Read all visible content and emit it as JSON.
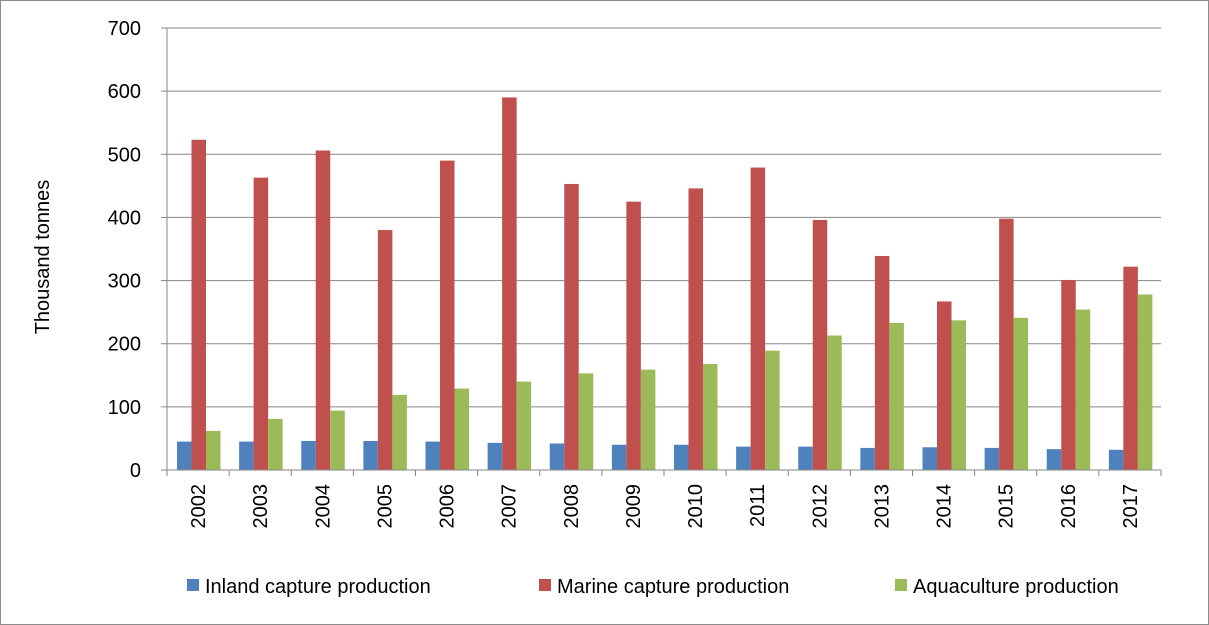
{
  "chart_data": {
    "type": "bar",
    "title": "",
    "xlabel": "",
    "ylabel": "Thousand tonnes",
    "ylim": [
      0,
      700
    ],
    "yticks": [
      0,
      100,
      200,
      300,
      400,
      500,
      600,
      700
    ],
    "grid": true,
    "legend_position": "bottom",
    "categories": [
      "2002",
      "2003",
      "2004",
      "2005",
      "2006",
      "2007",
      "2008",
      "2009",
      "2010",
      "2011",
      "2012",
      "2013",
      "2014",
      "2015",
      "2016",
      "2017"
    ],
    "series": [
      {
        "name": "Inland capture production",
        "color": "#4f81bd",
        "values": [
          45,
          45,
          46,
          46,
          45,
          43,
          42,
          40,
          40,
          37,
          37,
          35,
          36,
          35,
          33,
          32
        ]
      },
      {
        "name": "Marine capture production",
        "color": "#c0504d",
        "values": [
          523,
          463,
          506,
          380,
          490,
          590,
          453,
          425,
          446,
          479,
          396,
          339,
          267,
          398,
          301,
          322
        ]
      },
      {
        "name": "Aquaculture production",
        "color": "#9bbb59",
        "values": [
          62,
          81,
          94,
          119,
          129,
          140,
          153,
          159,
          168,
          189,
          213,
          233,
          237,
          241,
          254,
          278
        ]
      }
    ]
  }
}
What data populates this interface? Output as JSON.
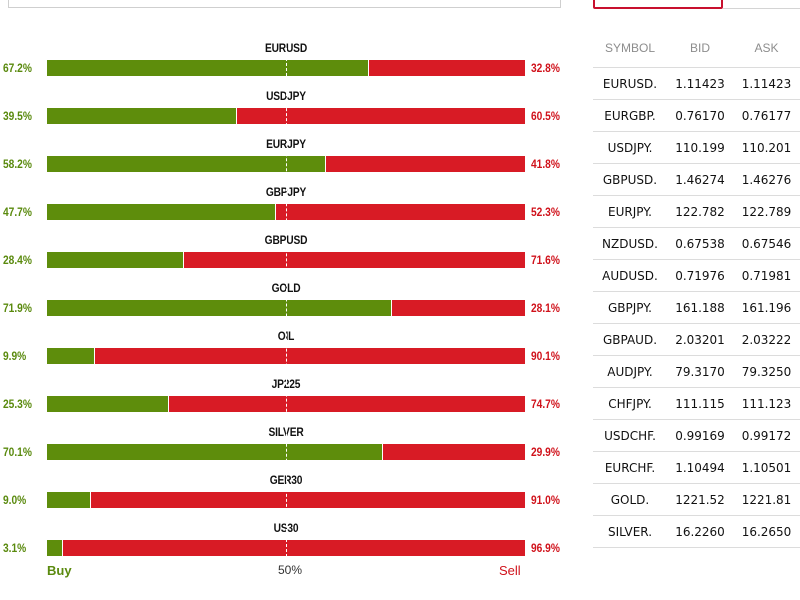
{
  "sentiment": {
    "rows": [
      {
        "symbol": "EURUSD",
        "buy_pct": "67.2%",
        "sell_pct": "32.8%",
        "buy_value": 67.2
      },
      {
        "symbol": "USDJPY",
        "buy_pct": "39.5%",
        "sell_pct": "60.5%",
        "buy_value": 39.5
      },
      {
        "symbol": "EURJPY",
        "buy_pct": "58.2%",
        "sell_pct": "41.8%",
        "buy_value": 58.2
      },
      {
        "symbol": "GBPJPY",
        "buy_pct": "47.7%",
        "sell_pct": "52.3%",
        "buy_value": 47.7
      },
      {
        "symbol": "GBPUSD",
        "buy_pct": "28.4%",
        "sell_pct": "71.6%",
        "buy_value": 28.4
      },
      {
        "symbol": "GOLD",
        "buy_pct": "71.9%",
        "sell_pct": "28.1%",
        "buy_value": 71.9
      },
      {
        "symbol": "OIL",
        "buy_pct": "9.9%",
        "sell_pct": "90.1%",
        "buy_value": 9.9
      },
      {
        "symbol": "JP225",
        "buy_pct": "25.3%",
        "sell_pct": "74.7%",
        "buy_value": 25.3
      },
      {
        "symbol": "SILVER",
        "buy_pct": "70.1%",
        "sell_pct": "29.9%",
        "buy_value": 70.1
      },
      {
        "symbol": "GER30",
        "buy_pct": "9.0%",
        "sell_pct": "91.0%",
        "buy_value": 9.0
      },
      {
        "symbol": "US30",
        "buy_pct": "3.1%",
        "sell_pct": "96.9%",
        "buy_value": 3.1
      }
    ],
    "buy_label": "Buy",
    "mid_label": "50%",
    "sell_label": "Sell",
    "colors": {
      "buy": "#5e8d0c",
      "sell": "#d81b25"
    }
  },
  "quotes": {
    "headers": {
      "symbol": "SYMBOL",
      "bid": "BID",
      "ask": "ASK"
    },
    "rows": [
      {
        "symbol": "EURUSD.",
        "bid": "1.11423",
        "ask": "1.11423"
      },
      {
        "symbol": "EURGBP.",
        "bid": "0.76170",
        "ask": "0.76177"
      },
      {
        "symbol": "USDJPY.",
        "bid": "110.199",
        "ask": "110.201"
      },
      {
        "symbol": "GBPUSD.",
        "bid": "1.46274",
        "ask": "1.46276"
      },
      {
        "symbol": "EURJPY.",
        "bid": "122.782",
        "ask": "122.789"
      },
      {
        "symbol": "NZDUSD.",
        "bid": "0.67538",
        "ask": "0.67546"
      },
      {
        "symbol": "AUDUSD.",
        "bid": "0.71976",
        "ask": "0.71981"
      },
      {
        "symbol": "GBPJPY.",
        "bid": "161.188",
        "ask": "161.196"
      },
      {
        "symbol": "GBPAUD.",
        "bid": "2.03201",
        "ask": "2.03222"
      },
      {
        "symbol": "AUDJPY.",
        "bid": "79.3170",
        "ask": "79.3250"
      },
      {
        "symbol": "CHFJPY.",
        "bid": "111.115",
        "ask": "111.123"
      },
      {
        "symbol": "USDCHF.",
        "bid": "0.99169",
        "ask": "0.99172"
      },
      {
        "symbol": "EURCHF.",
        "bid": "1.10494",
        "ask": "1.10501"
      },
      {
        "symbol": "GOLD.",
        "bid": "1221.52",
        "ask": "1221.81"
      },
      {
        "symbol": "SILVER.",
        "bid": "16.2260",
        "ask": "16.2650"
      }
    ]
  }
}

:::

■ Problem statement: Return every line holding the word "JSON" from the records.

■ Finished task:
Read all visible content and emit it as JSON.
What data populates this interface? Output as JSON.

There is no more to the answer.